SHORT PROBLEM => Extract all of the data and reproduce it precisely.

(Dataset entries)
◇ ◇ ◇
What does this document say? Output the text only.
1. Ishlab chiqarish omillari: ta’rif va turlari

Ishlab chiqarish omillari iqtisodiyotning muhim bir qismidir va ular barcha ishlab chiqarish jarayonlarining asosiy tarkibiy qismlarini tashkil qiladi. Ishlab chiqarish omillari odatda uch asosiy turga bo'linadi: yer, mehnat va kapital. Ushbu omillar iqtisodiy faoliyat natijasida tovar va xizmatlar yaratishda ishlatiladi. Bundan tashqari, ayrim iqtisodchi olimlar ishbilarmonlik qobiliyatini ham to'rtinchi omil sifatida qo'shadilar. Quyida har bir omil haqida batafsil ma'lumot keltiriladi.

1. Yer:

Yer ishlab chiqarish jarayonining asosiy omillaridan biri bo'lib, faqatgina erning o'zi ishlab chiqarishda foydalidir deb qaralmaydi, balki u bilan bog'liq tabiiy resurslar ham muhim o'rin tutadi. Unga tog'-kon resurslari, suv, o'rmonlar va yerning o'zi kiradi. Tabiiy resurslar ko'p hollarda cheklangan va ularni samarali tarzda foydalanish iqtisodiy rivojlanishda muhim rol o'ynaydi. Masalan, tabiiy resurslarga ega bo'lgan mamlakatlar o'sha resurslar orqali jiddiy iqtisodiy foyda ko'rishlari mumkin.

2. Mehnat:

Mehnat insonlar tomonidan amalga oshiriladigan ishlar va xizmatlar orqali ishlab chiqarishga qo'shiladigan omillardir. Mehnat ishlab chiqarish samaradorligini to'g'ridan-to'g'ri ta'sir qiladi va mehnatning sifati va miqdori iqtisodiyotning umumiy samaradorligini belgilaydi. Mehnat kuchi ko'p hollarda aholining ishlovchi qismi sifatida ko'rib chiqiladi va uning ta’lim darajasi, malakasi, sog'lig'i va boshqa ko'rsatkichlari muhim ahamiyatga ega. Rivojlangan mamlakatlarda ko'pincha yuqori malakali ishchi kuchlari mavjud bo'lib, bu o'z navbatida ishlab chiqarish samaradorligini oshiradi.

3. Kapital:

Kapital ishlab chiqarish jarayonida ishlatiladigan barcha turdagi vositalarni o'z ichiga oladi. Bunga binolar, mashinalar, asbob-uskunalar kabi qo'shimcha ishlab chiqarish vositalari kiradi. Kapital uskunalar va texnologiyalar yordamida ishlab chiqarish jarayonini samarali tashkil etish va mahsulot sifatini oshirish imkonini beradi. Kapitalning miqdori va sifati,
◇ ◇ ◇
TASK RESULT =>
What does this document say? Output the text only.
1. Ishlab chiqarish omillari: ta’rif va turlari

Ishlab chiqarish omillari iqtisodiyotning muhim bir qismidir va ular barcha ishlab chiqarish jarayonlarining asosiy tarkibiy qismlarini tashkil qiladi. Ishlab chiqarish omillari odatda uch asosiy turga bo'linadi: yer, mehnat va kapital. Ushbu omillar iqtisodiy faoliyat natijasida tovar va xizmatlar yaratishda ishlatiladi. Bundan tashqari, ayrim iqtisodchi olimlar ishbilarmonlik qobiliyatini ham to'rtinchi omil sifatida qo'shadilar. Quyida har bir omil haqida batafsil ma'lumot keltiriladi.

1. Yer:

Yer ishlab chiqarish jarayonining asosiy omillaridan biri bo'lib, faqatgina erning o'zi ishlab chiqarishda foydalidir deb qaralmaydi, balki u bilan bog'liq tabiiy resurslar ham muhim o'rin tutadi. Unga tog'-kon resurslari, suv, o'rmonlar va yerning o'zi kiradi. Tabiiy resurslar ko'p hollarda cheklangan va ularni samarali tarzda foydalanish iqtisodiy rivojlanishda muhim rol o'ynaydi. Masalan, tabiiy resurslarga ega bo'lgan mamlakatlar o'sha resurslar orqali jiddiy iqtisodiy foyda ko'rishlari mumkin.

2. Mehnat:

Mehnat insonlar tomonidan amalga oshiriladigan ishlar va xizmatlar orqali ishlab chiqarishga qo'shiladigan omillardir. Mehnat ishlab chiqarish samaradorligini to'g'ridan-to'g'ri ta'sir qiladi va mehnatning sifati va miqdori iqtisodiyotning umumiy samaradorligini belgilaydi. Mehnat kuchi ko'p hollarda aholining ishlovchi qismi sifatida ko'rib chiqiladi va uning ta’lim darajasi, malakasi, sog'lig'i va boshqa ko'rsatkichlari muhim ahamiyatga ega. Rivojlangan mamlakatlarda ko'pincha yuqori malakali ishchi kuchlari mavjud bo'lib, bu o'z navbatida ishlab chiqarish samaradorligini oshiradi.

3. Kapital:

Kapital ishlab chiqarish jarayonida ishlatiladigan barcha turdagi vositalarni o'z ichiga oladi. Bunga binolar, mashinalar, asbob-uskunalar kabi qo'shimcha ishlab chiqarish vositalari kiradi. Kapital uskunalar va texnologiyalar yordamida ishlab chiqarish jarayonini samarali tashkil etish va mahsulot sifatini oshirish imkonini beradi. Kapitalning miqdori va sifati,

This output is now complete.